Begin INPUT FOR THIS TASK

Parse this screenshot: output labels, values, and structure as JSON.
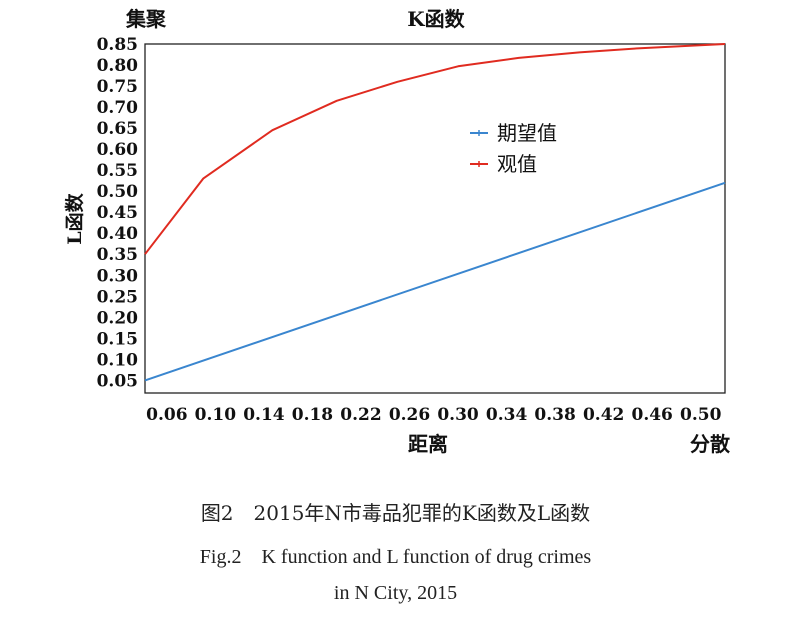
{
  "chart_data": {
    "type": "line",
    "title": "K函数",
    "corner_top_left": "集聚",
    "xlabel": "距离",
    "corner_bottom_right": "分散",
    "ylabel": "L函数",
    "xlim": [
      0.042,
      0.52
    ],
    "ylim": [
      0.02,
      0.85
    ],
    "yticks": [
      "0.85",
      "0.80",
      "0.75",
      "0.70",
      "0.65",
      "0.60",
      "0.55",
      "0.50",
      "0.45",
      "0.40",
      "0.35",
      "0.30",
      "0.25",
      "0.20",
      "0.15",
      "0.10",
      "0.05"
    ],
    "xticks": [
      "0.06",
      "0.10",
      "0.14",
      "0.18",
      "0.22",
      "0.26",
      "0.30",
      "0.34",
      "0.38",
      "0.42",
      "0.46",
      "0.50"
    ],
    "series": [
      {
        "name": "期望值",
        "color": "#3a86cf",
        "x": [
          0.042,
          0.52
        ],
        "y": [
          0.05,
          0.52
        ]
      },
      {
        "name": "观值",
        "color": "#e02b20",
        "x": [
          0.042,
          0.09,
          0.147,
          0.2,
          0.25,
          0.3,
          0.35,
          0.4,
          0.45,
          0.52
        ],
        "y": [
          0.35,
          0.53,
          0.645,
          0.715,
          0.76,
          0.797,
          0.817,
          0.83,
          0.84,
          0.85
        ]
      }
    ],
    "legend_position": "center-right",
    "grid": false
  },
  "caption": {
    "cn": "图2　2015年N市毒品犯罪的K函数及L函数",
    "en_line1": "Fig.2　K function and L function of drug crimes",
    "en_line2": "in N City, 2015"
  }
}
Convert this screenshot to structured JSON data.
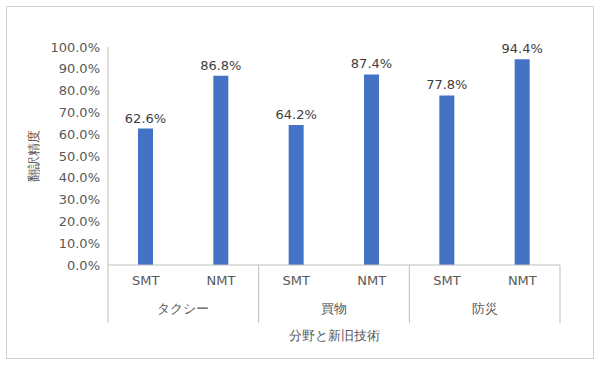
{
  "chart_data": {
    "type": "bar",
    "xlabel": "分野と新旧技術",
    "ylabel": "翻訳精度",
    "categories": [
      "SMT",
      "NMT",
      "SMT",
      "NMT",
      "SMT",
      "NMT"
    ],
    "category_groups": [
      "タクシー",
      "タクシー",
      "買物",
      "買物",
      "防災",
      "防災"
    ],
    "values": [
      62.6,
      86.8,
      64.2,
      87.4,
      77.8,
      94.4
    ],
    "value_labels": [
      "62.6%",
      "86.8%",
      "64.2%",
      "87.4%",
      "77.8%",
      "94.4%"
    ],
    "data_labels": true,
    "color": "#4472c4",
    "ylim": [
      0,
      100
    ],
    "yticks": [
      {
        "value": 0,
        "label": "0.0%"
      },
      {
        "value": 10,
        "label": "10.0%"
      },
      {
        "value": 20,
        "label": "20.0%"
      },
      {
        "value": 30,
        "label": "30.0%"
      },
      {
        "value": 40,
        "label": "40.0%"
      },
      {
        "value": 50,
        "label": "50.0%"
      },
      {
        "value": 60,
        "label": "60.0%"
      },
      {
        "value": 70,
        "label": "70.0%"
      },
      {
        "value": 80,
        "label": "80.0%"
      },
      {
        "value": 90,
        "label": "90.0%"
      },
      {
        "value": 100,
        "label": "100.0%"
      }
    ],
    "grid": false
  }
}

End INPUT FOR THIS TASK

> **WHAT TO WORK ON**: Print the records above exactly as they stand, but leave out the pictures.

> **RESPONSE BELOW**:
Parse this screenshot: output labels, values, and structure as JSON.
{
  "chart_data": {
    "type": "line",
    "title": "K函数",
    "corner_top_left": "集聚",
    "xlabel": "距离",
    "corner_bottom_right": "分散",
    "ylabel": "L函数",
    "xlim": [
      0.042,
      0.52
    ],
    "ylim": [
      0.02,
      0.85
    ],
    "yticks": [
      "0.85",
      "0.80",
      "0.75",
      "0.70",
      "0.65",
      "0.60",
      "0.55",
      "0.50",
      "0.45",
      "0.40",
      "0.35",
      "0.30",
      "0.25",
      "0.20",
      "0.15",
      "0.10",
      "0.05"
    ],
    "xticks": [
      "0.06",
      "0.10",
      "0.14",
      "0.18",
      "0.22",
      "0.26",
      "0.30",
      "0.34",
      "0.38",
      "0.42",
      "0.46",
      "0.50"
    ],
    "series": [
      {
        "name": "期望值",
        "color": "#3a86cf",
        "x": [
          0.042,
          0.52
        ],
        "y": [
          0.05,
          0.52
        ]
      },
      {
        "name": "观值",
        "color": "#e02b20",
        "x": [
          0.042,
          0.09,
          0.147,
          0.2,
          0.25,
          0.3,
          0.35,
          0.4,
          0.45,
          0.52
        ],
        "y": [
          0.35,
          0.53,
          0.645,
          0.715,
          0.76,
          0.797,
          0.817,
          0.83,
          0.84,
          0.85
        ]
      }
    ],
    "legend_position": "center-right",
    "grid": false
  },
  "caption": {
    "cn": "图2　2015年N市毒品犯罪的K函数及L函数",
    "en_line1": "Fig.2　K function and L function of drug crimes",
    "en_line2": "in N City, 2015"
  }
}
Convert this screenshot to structured JSON data.
{
  "chart_data": {
    "type": "bar",
    "xlabel": "分野と新旧技術",
    "ylabel": "翻訳精度",
    "categories": [
      "SMT",
      "NMT",
      "SMT",
      "NMT",
      "SMT",
      "NMT"
    ],
    "category_groups": [
      "タクシー",
      "タクシー",
      "買物",
      "買物",
      "防災",
      "防災"
    ],
    "values": [
      62.6,
      86.8,
      64.2,
      87.4,
      77.8,
      94.4
    ],
    "value_labels": [
      "62.6%",
      "86.8%",
      "64.2%",
      "87.4%",
      "77.8%",
      "94.4%"
    ],
    "data_labels": true,
    "color": "#4472c4",
    "ylim": [
      0,
      100
    ],
    "yticks": [
      {
        "value": 0,
        "label": "0.0%"
      },
      {
        "value": 10,
        "label": "10.0%"
      },
      {
        "value": 20,
        "label": "20.0%"
      },
      {
        "value": 30,
        "label": "30.0%"
      },
      {
        "value": 40,
        "label": "40.0%"
      },
      {
        "value": 50,
        "label": "50.0%"
      },
      {
        "value": 60,
        "label": "60.0%"
      },
      {
        "value": 70,
        "label": "70.0%"
      },
      {
        "value": 80,
        "label": "80.0%"
      },
      {
        "value": 90,
        "label": "90.0%"
      },
      {
        "value": 100,
        "label": "100.0%"
      }
    ],
    "grid": false
  }
}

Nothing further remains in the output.